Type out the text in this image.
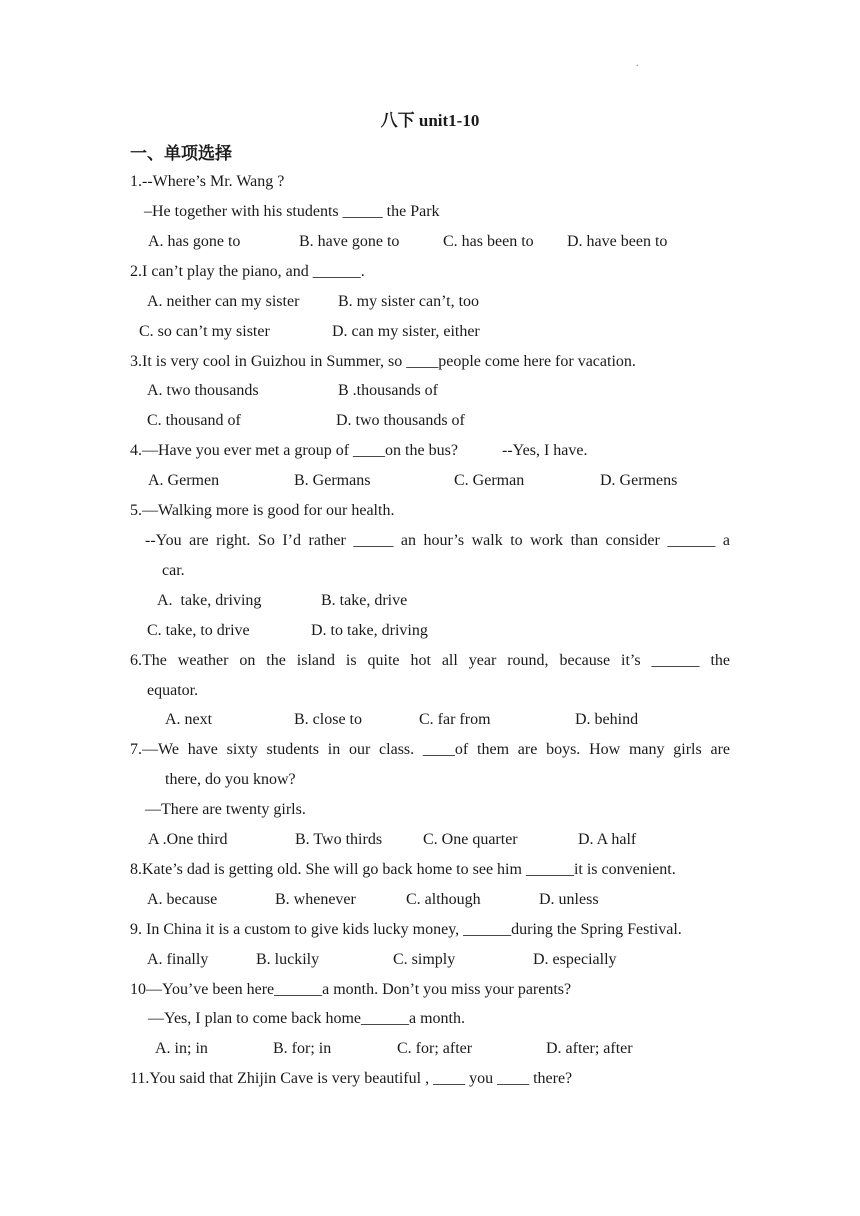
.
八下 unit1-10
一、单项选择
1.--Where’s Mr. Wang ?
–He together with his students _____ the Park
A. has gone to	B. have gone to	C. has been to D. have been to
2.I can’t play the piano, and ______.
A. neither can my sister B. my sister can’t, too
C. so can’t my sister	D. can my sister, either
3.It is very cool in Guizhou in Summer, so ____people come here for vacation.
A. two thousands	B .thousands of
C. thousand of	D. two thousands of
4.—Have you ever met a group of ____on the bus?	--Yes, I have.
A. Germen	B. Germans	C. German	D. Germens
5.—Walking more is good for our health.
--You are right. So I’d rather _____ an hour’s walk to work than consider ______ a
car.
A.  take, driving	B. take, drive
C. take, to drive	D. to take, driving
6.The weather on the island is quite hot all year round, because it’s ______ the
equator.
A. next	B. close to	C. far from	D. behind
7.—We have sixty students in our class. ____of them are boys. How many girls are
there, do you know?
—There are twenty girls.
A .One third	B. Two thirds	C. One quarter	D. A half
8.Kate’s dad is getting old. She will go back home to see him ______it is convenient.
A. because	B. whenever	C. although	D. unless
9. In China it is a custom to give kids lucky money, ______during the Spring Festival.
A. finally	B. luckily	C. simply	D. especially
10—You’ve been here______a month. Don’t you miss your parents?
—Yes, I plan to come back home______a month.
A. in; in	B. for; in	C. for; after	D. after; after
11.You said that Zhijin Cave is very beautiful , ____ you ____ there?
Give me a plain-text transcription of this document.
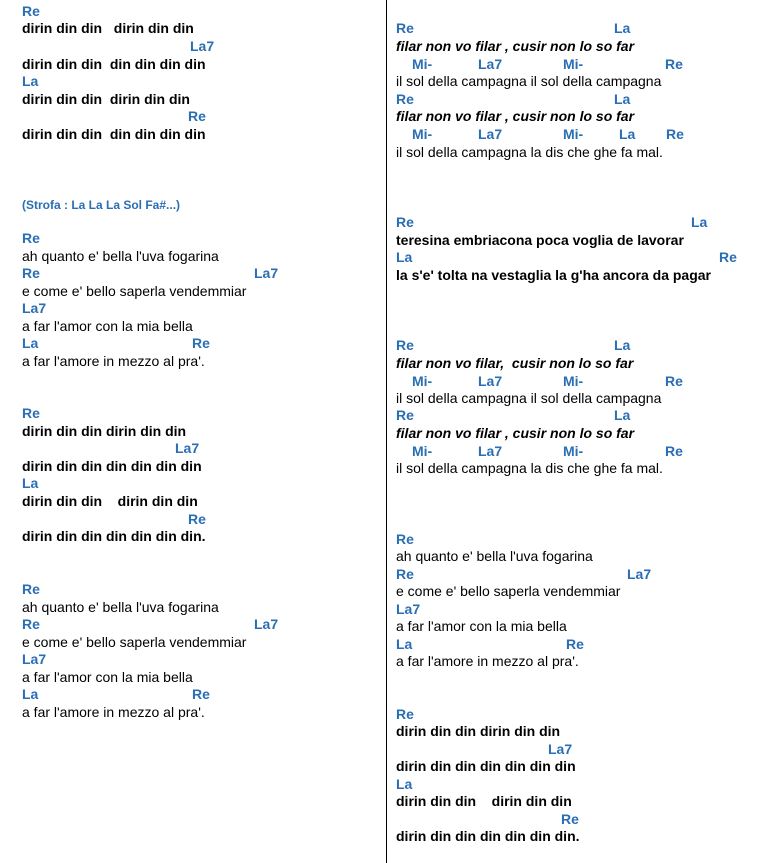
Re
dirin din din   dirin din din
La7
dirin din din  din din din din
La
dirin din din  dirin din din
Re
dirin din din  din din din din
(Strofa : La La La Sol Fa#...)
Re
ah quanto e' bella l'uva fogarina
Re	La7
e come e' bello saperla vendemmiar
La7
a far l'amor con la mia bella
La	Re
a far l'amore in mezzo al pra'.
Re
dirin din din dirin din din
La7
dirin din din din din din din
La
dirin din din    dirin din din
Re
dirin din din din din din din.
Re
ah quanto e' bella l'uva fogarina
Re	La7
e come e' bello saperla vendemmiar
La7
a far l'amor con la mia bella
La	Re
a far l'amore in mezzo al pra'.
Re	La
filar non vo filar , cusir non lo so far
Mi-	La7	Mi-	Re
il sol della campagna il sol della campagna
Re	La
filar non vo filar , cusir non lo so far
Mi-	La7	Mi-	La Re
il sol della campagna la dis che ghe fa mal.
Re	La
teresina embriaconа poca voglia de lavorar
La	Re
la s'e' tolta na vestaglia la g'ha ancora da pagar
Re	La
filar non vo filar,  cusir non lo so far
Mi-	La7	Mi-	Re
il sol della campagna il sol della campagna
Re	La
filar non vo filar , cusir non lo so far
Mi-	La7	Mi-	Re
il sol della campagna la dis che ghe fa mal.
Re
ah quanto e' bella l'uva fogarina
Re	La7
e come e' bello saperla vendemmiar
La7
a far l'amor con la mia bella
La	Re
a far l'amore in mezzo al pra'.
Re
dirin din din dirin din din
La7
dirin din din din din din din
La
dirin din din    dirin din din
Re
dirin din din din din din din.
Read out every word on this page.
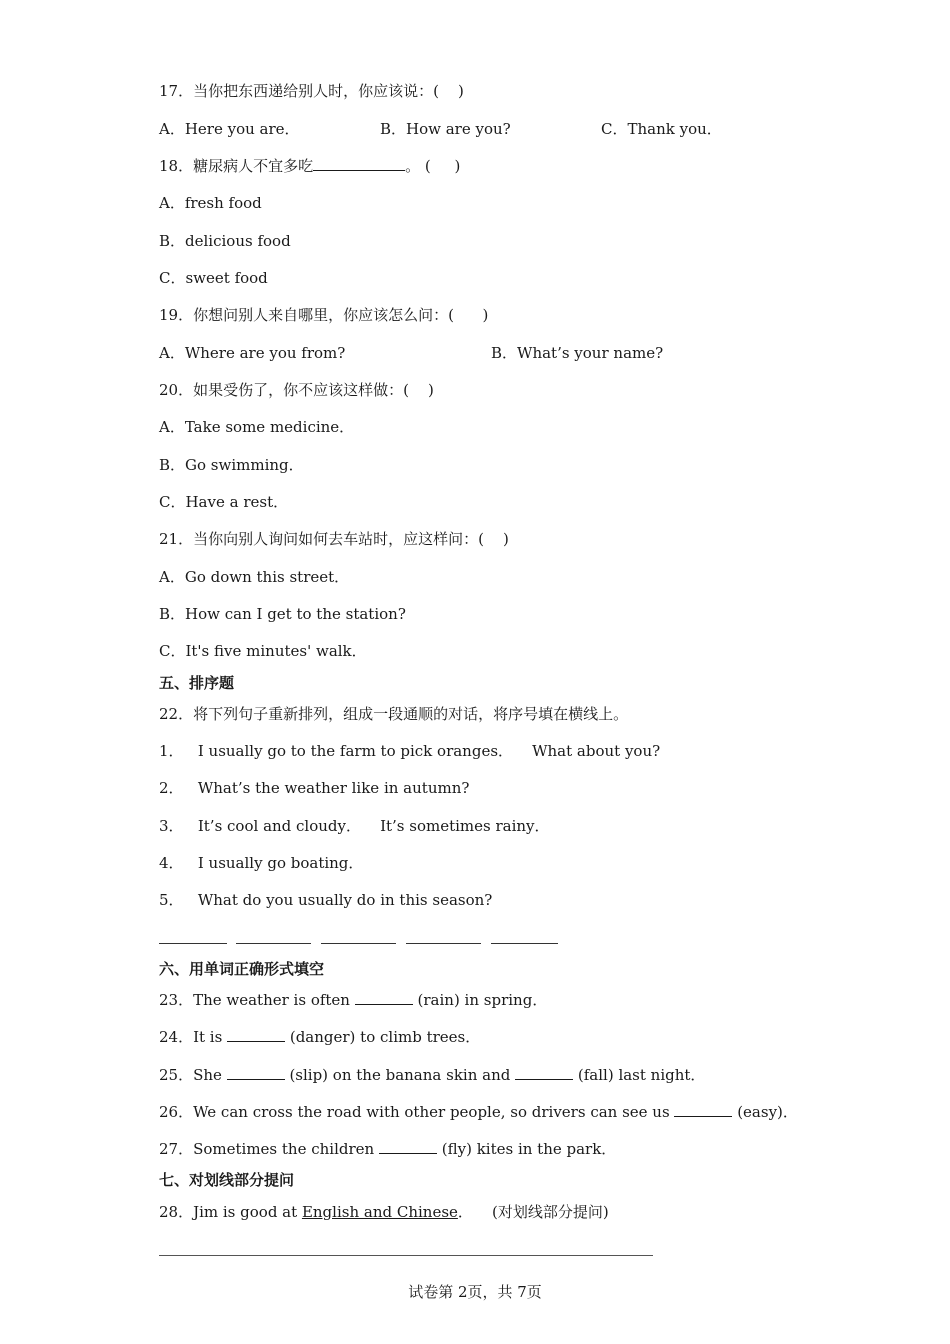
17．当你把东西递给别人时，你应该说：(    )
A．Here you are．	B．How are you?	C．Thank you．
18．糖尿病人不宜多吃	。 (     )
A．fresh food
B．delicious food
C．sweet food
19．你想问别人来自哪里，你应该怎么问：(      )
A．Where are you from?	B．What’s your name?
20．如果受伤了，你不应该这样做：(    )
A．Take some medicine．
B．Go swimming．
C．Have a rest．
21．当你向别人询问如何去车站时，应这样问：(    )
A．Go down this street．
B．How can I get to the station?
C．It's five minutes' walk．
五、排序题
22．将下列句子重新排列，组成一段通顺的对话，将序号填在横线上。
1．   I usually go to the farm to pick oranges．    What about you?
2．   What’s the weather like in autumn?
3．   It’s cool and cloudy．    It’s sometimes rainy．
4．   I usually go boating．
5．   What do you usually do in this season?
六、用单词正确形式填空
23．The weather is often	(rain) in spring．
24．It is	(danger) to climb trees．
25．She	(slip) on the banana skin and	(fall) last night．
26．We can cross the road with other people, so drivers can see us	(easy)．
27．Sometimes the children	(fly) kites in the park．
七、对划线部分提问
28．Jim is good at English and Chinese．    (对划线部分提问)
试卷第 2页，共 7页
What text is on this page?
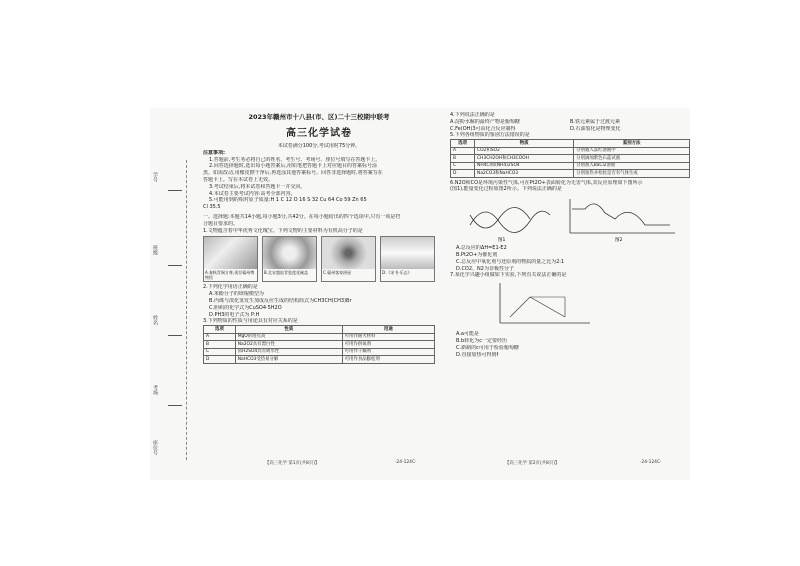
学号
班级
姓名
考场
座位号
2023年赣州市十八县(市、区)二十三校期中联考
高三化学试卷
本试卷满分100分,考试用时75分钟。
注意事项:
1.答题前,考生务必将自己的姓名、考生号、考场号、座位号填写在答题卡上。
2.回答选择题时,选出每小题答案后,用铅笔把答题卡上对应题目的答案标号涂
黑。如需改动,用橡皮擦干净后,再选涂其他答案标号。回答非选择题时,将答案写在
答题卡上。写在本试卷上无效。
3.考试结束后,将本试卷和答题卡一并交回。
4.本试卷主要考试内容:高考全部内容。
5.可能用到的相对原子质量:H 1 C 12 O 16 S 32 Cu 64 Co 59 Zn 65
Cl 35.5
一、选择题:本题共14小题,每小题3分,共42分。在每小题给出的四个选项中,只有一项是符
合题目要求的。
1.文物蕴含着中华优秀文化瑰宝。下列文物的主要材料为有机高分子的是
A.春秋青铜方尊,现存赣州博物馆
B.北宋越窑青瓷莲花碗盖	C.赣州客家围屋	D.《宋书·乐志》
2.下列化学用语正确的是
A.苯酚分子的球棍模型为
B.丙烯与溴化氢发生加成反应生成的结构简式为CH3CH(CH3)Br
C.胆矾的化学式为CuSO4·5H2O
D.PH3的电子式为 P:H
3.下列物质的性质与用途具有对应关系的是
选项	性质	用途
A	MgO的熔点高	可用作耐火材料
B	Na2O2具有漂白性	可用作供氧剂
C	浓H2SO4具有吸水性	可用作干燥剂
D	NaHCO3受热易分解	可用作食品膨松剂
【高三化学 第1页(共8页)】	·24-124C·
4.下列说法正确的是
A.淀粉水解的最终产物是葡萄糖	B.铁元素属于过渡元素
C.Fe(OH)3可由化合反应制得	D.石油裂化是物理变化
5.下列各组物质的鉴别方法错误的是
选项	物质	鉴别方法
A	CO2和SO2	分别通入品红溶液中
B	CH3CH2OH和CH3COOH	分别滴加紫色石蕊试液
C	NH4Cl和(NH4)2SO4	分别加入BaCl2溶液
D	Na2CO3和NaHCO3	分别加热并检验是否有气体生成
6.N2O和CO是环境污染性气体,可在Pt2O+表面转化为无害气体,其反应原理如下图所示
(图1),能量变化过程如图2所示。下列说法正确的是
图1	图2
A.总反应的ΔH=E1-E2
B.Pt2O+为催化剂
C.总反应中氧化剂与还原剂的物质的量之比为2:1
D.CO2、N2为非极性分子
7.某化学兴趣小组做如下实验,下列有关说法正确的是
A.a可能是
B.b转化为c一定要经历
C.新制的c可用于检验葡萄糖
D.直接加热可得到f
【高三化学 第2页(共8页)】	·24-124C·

_ _ _

Task requirements >>
The records above must be echoed exactly, minus their pictures.

Written response >>
Type out the text in this image.
.
八下 unit1-10
一、单项选择
1.--Where’s Mr. Wang ?
–He together with his students _____ the Park
A. has gone to	B. have gone to	C. has been to D. have been to
2.I can’t play the piano, and ______.
A. neither can my sister B. my sister can’t, too
C. so can’t my sister	D. can my sister, either
3.It is very cool in Guizhou in Summer, so ____people come here for vacation.
A. two thousands	B .thousands of
C. thousand of	D. two thousands of
4.—Have you ever met a group of ____on the bus?	--Yes, I have.
A. Germen	B. Germans	C. German	D. Germens
5.—Walking more is good for our health.
--You are right. So I’d rather _____ an hour’s walk to work than consider ______ a
car.
A.  take, driving	B. take, drive
C. take, to drive	D. to take, driving
6.The weather on the island is quite hot all year round, because it’s ______ the
equator.
A. next	B. close to	C. far from	D. behind
7.—We have sixty students in our class. ____of them are boys. How many girls are
there, do you know?
—There are twenty girls.
A .One third	B. Two thirds	C. One quarter	D. A half
8.Kate’s dad is getting old. She will go back home to see him ______it is convenient.
A. because	B. whenever	C. although	D. unless
9. In China it is a custom to give kids lucky money, ______during the Spring Festival.
A. finally	B. luckily	C. simply	D. especially
10—You’ve been here______a month. Don’t you miss your parents?
—Yes, I plan to come back home______a month.
A. in; in	B. for; in	C. for; after	D. after; after
11.You said that Zhijin Cave is very beautiful , ____ you ____ there?
Give me a plain-text transcription of this document.
Re
dirin din din   dirin din din
La7
dirin din din  din din din din
La
dirin din din  dirin din din
Re
dirin din din  din din din din
(Strofa : La La La Sol Fa#...)
Re
ah quanto e' bella l'uva fogarina
Re	La7
e come e' bello saperla vendemmiar
La7
a far l'amor con la mia bella
La	Re
a far l'amore in mezzo al pra'.
Re
dirin din din dirin din din
La7
dirin din din din din din din
La
dirin din din    dirin din din
Re
dirin din din din din din din.
Re
ah quanto e' bella l'uva fogarina
Re	La7
e come e' bello saperla vendemmiar
La7
a far l'amor con la mia bella
La	Re
a far l'amore in mezzo al pra'.
Re	La
filar non vo filar , cusir non lo so far
Mi-	La7	Mi-	Re
il sol della campagna il sol della campagna
Re	La
filar non vo filar , cusir non lo so far
Mi-	La7	Mi-	La Re
il sol della campagna la dis che ghe fa mal.
Re	La
teresina embriaconа poca voglia de lavorar
La	Re
la s'e' tolta na vestaglia la g'ha ancora da pagar
Re	La
filar non vo filar,  cusir non lo so far
Mi-	La7	Mi-	Re
il sol della campagna il sol della campagna
Re	La
filar non vo filar , cusir non lo so far
Mi-	La7	Mi-	Re
il sol della campagna la dis che ghe fa mal.
Re
ah quanto e' bella l'uva fogarina
Re	La7
e come e' bello saperla vendemmiar
La7
a far l'amor con la mia bella
La	Re
a far l'amore in mezzo al pra'.
Re
dirin din din dirin din din
La7
dirin din din din din din din
La
dirin din din    dirin din din
Re
dirin din din din din din din.
Read out every word on this page.
17．当你把东西递给别人时，你应该说：(    )
A．Here you are．	B．How are you?	C．Thank you．
18．糖尿病人不宜多吃	。 (     )
A．fresh food
B．delicious food
C．sweet food
19．你想问别人来自哪里，你应该怎么问：(      )
A．Where are you from?	B．What’s your name?
20．如果受伤了，你不应该这样做：(    )
A．Take some medicine．
B．Go swimming．
C．Have a rest．
21．当你向别人询问如何去车站时，应这样问：(    )
A．Go down this street．
B．How can I get to the station?
C．It's five minutes' walk．
五、排序题
22．将下列句子重新排列，组成一段通顺的对话，将序号填在横线上。
1．   I usually go to the farm to pick oranges．    What about you?
2．   What’s the weather like in autumn?
3．   It’s cool and cloudy．    It’s sometimes rainy．
4．   I usually go boating．
5．   What do you usually do in this season?
六、用单词正确形式填空
23．The weather is often	(rain) in spring．
24．It is	(danger) to climb trees．
25．She	(slip) on the banana skin and	(fall) last night．
26．We can cross the road with other people, so drivers can see us	(easy)．
27．Sometimes the children	(fly) kites in the park．
七、对划线部分提问
28．Jim is good at English and Chinese．    (对划线部分提问)
试卷第 2页，共 7页
What text is on this page?
学号
班级
姓名
考场
座位号
2023年赣州市十八县(市、区)二十三校期中联考
高三化学试卷
本试卷满分100分,考试用时75分钟。
注意事项:
1.答题前,考生务必将自己的姓名、考生号、考场号、座位号填写在答题卡上。
2.回答选择题时,选出每小题答案后,用铅笔把答题卡上对应题目的答案标号涂
黑。如需改动,用橡皮擦干净后,再选涂其他答案标号。回答非选择题时,将答案写在
答题卡上。写在本试卷上无效。
3.考试结束后,将本试卷和答题卡一并交回。
4.本试卷主要考试内容:高考全部内容。
5.可能用到的相对原子质量:H 1 C 12 O 16 S 32 Cu 64 Co 59 Zn 65
Cl 35.5
一、选择题:本题共14小题,每小题3分,共42分。在每小题给出的四个选项中,只有一项是符
合题目要求的。
1.文物蕴含着中华优秀文化瑰宝。下列文物的主要材料为有机高分子的是
A.春秋青铜方尊,现存赣州博物馆
B.北宋越窑青瓷莲花碗盖	C.赣州客家围屋	D.《宋书·乐志》
2.下列化学用语正确的是
A.苯酚分子的球棍模型为
B.丙烯与溴化氢发生加成反应生成的结构简式为CH3CH(CH3)Br
C.胆矾的化学式为CuSO4·5H2O
D.PH3的电子式为 P:H
3.下列物质的性质与用途具有对应关系的是
选项	性质	用途
A	MgO的熔点高	可用作耐火材料
B	Na2O2具有漂白性	可用作供氧剂
C	浓H2SO4具有吸水性	可用作干燥剂
D	NaHCO3受热易分解	可用作食品膨松剂
【高三化学 第1页(共8页)】	·24-124C·
4.下列说法正确的是
A.淀粉水解的最终产物是葡萄糖	B.铁元素属于过渡元素
C.Fe(OH)3可由化合反应制得	D.石油裂化是物理变化
5.下列各组物质的鉴别方法错误的是
选项	物质	鉴别方法
A	CO2和SO2	分别通入品红溶液中
B	CH3CH2OH和CH3COOH	分别滴加紫色石蕊试液
C	NH4Cl和(NH4)2SO4	分别加入BaCl2溶液
D	Na2CO3和NaHCO3	分别加热并检验是否有气体生成
6.N2O和CO是环境污染性气体,可在Pt2O+表面转化为无害气体,其反应原理如下图所示
(图1),能量变化过程如图2所示。下列说法正确的是
图1	图2
A.总反应的ΔH=E1-E2
B.Pt2O+为催化剂
C.总反应中氧化剂与还原剂的物质的量之比为2:1
D.CO2、N2为非极性分子
7.某化学兴趣小组做如下实验,下列有关说法正确的是
A.a可能是
B.b转化为c一定要经历
C.新制的c可用于检验葡萄糖
D.直接加热可得到f
【高三化学 第2页(共8页)】	·24-124C·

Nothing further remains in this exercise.